* WHAT TO WORK ON *
Pick out each line containing the string "Browser" and copy it.

* DATA FOR THIS EXERCISE *
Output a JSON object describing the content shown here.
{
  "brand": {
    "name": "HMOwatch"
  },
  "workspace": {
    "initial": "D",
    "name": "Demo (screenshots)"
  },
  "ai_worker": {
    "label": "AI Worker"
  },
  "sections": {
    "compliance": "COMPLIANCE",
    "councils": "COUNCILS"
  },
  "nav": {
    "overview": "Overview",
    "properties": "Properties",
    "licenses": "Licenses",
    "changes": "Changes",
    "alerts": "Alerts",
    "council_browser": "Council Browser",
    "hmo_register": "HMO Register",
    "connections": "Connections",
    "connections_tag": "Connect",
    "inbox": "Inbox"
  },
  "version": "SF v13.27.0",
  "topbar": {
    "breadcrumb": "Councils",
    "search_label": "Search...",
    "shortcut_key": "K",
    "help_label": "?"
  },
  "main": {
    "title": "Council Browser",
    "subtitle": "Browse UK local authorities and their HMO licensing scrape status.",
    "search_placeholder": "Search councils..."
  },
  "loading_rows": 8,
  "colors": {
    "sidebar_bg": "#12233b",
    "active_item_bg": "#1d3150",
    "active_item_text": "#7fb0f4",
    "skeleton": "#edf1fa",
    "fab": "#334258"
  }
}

* CORRECT OUTPUT *
    "council_browser": "Council Browser",
    "title": "Council Browser",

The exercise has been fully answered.